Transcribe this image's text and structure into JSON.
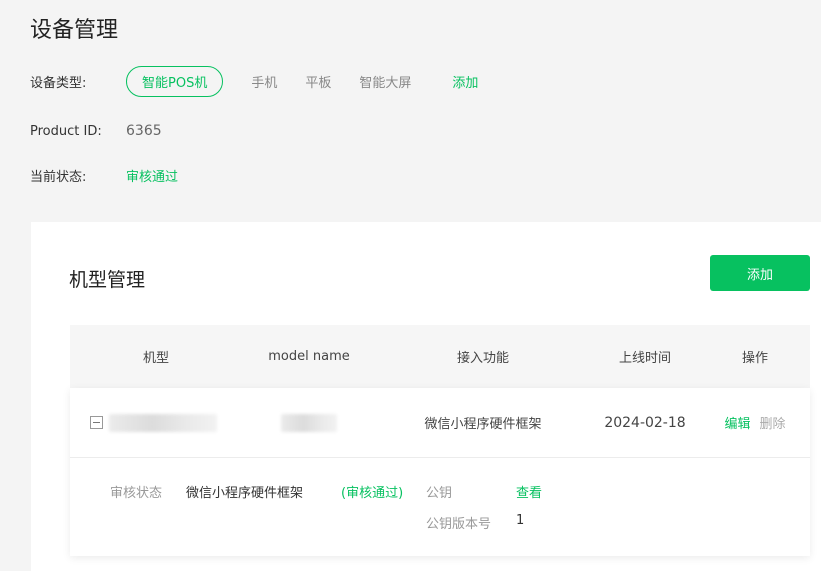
{
  "page": {
    "title": "设备管理"
  },
  "device_type": {
    "label": "设备类型:",
    "selected": "智能POS机",
    "options": [
      "手机",
      "平板",
      "智能大屏"
    ],
    "add_label": "添加"
  },
  "product": {
    "label": "Product ID:",
    "value": "6365"
  },
  "status": {
    "label": "当前状态:",
    "value": "审核通过"
  },
  "models": {
    "title": "机型管理",
    "add_button": "添加",
    "columns": [
      "机型",
      "model name",
      "接入功能",
      "上线时间",
      "操作"
    ],
    "rows": [
      {
        "feature": "微信小程序硬件框架",
        "date": "2024-02-18",
        "edit": "编辑",
        "delete": "删除",
        "detail": {
          "review_label": "审核状态",
          "review_feature": "微信小程序硬件框架",
          "review_status": "(审核通过)",
          "key_label": "公钥",
          "key_action": "查看",
          "key_version_label": "公钥版本号",
          "key_version": "1"
        }
      }
    ]
  },
  "colors": {
    "accent": "#07c160",
    "background": "#f4f4f4"
  }
}
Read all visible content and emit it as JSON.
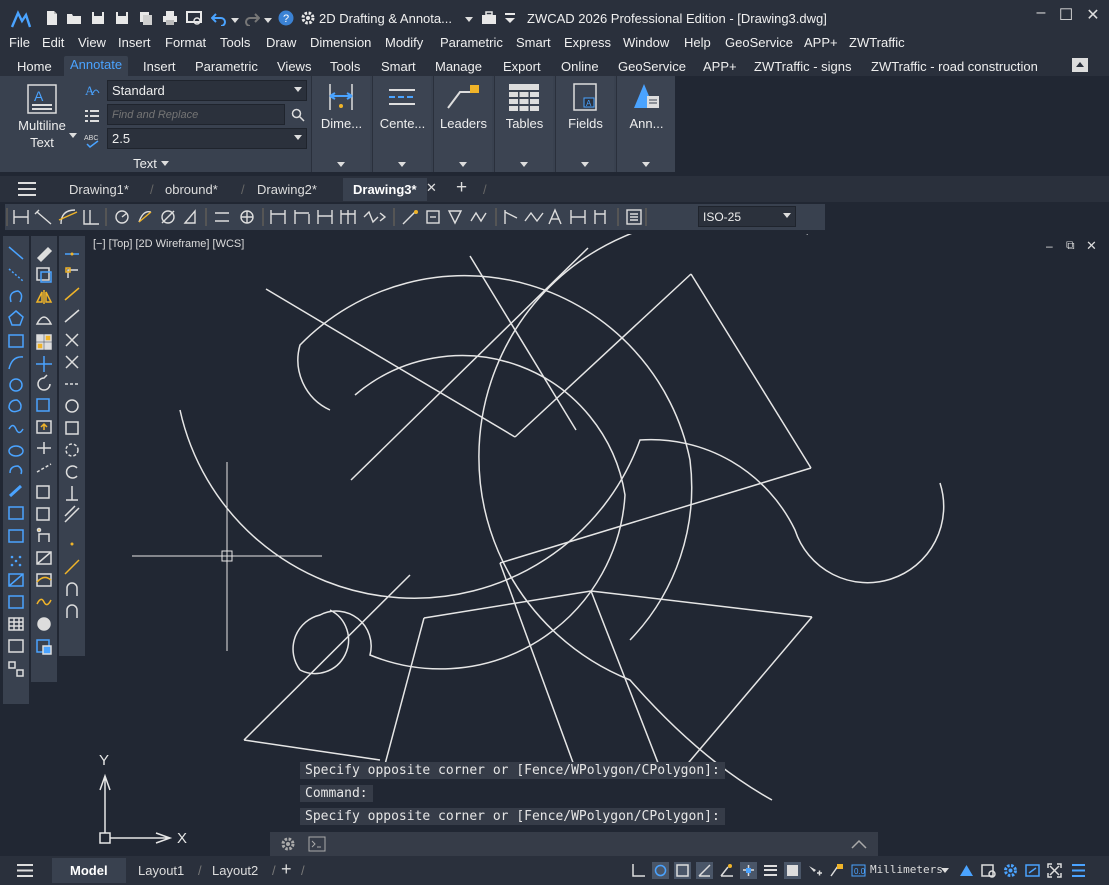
{
  "title": "ZWCAD 2026 Professional Edition - [Drawing3.dwg]",
  "workspace": "2D Drafting & Annota...",
  "menu": [
    "File",
    "Edit",
    "View",
    "Insert",
    "Format",
    "Tools",
    "Draw",
    "Dimension",
    "Modify",
    "Parametric",
    "Smart",
    "Express",
    "Window",
    "Help",
    "GeoService",
    "APP+",
    "ZWTraffic"
  ],
  "ribbon_tabs": [
    "Home",
    "Annotate",
    "Insert",
    "Parametric",
    "Views",
    "Tools",
    "Smart",
    "Manage",
    "Export",
    "Online",
    "GeoService",
    "APP+",
    "ZWTraffic - signs",
    "ZWTraffic - road construction"
  ],
  "ribbon": {
    "multiline_text_l1": "Multiline",
    "multiline_text_l2": "Text",
    "text_style": "Standard",
    "find_placeholder": "Find and Replace",
    "text_height": "2.5",
    "text_panel": "Text",
    "panels": [
      "Dime...",
      "Cente...",
      "Leaders",
      "Tables",
      "Fields",
      "Ann..."
    ]
  },
  "doc_tabs": [
    "Drawing1*",
    "obround*",
    "Drawing2*",
    "Drawing3*"
  ],
  "dim_style": "ISO-25",
  "viewport_label": "[−] [Top] [2D Wireframe] [WCS]",
  "command_lines": [
    "Specify opposite corner or [Fence/WPolygon/CPolygon]:",
    "Command:",
    "Specify opposite corner or [Fence/WPolygon/CPolygon]:"
  ],
  "ucs": {
    "x": "X",
    "y": "Y"
  },
  "layout_tabs": [
    "Model",
    "Layout1",
    "Layout2"
  ],
  "units": "Millimeters",
  "colors": {
    "accent": "#4aa3ff",
    "bg": "#212733",
    "panel": "#39414f",
    "titlebar": "#2a303c"
  }
}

EXERCISE PROMPT: Retype word for word the span of lines above that begins with the line containing "Read all visible content and emit it as JSON." and ends with the last line of the records; skip all pictures.

SOLUTION BELOW:
Read all visible content and emit it as JSON.
{
  "title": "ZWCAD 2026 Professional Edition - [Drawing3.dwg]",
  "workspace": "2D Drafting & Annota...",
  "menu": [
    "File",
    "Edit",
    "View",
    "Insert",
    "Format",
    "Tools",
    "Draw",
    "Dimension",
    "Modify",
    "Parametric",
    "Smart",
    "Express",
    "Window",
    "Help",
    "GeoService",
    "APP+",
    "ZWTraffic"
  ],
  "ribbon_tabs": [
    "Home",
    "Annotate",
    "Insert",
    "Parametric",
    "Views",
    "Tools",
    "Smart",
    "Manage",
    "Export",
    "Online",
    "GeoService",
    "APP+",
    "ZWTraffic - signs",
    "ZWTraffic - road construction"
  ],
  "ribbon": {
    "multiline_text_l1": "Multiline",
    "multiline_text_l2": "Text",
    "text_style": "Standard",
    "find_placeholder": "Find and Replace",
    "text_height": "2.5",
    "text_panel": "Text",
    "panels": [
      "Dime...",
      "Cente...",
      "Leaders",
      "Tables",
      "Fields",
      "Ann..."
    ]
  },
  "doc_tabs": [
    "Drawing1*",
    "obround*",
    "Drawing2*",
    "Drawing3*"
  ],
  "dim_style": "ISO-25",
  "viewport_label": "[−] [Top] [2D Wireframe] [WCS]",
  "command_lines": [
    "Specify opposite corner or [Fence/WPolygon/CPolygon]:",
    "Command:",
    "Specify opposite corner or [Fence/WPolygon/CPolygon]:"
  ],
  "ucs": {
    "x": "X",
    "y": "Y"
  },
  "layout_tabs": [
    "Model",
    "Layout1",
    "Layout2"
  ],
  "units": "Millimeters",
  "colors": {
    "accent": "#4aa3ff",
    "bg": "#212733",
    "panel": "#39414f",
    "titlebar": "#2a303c"
  }
}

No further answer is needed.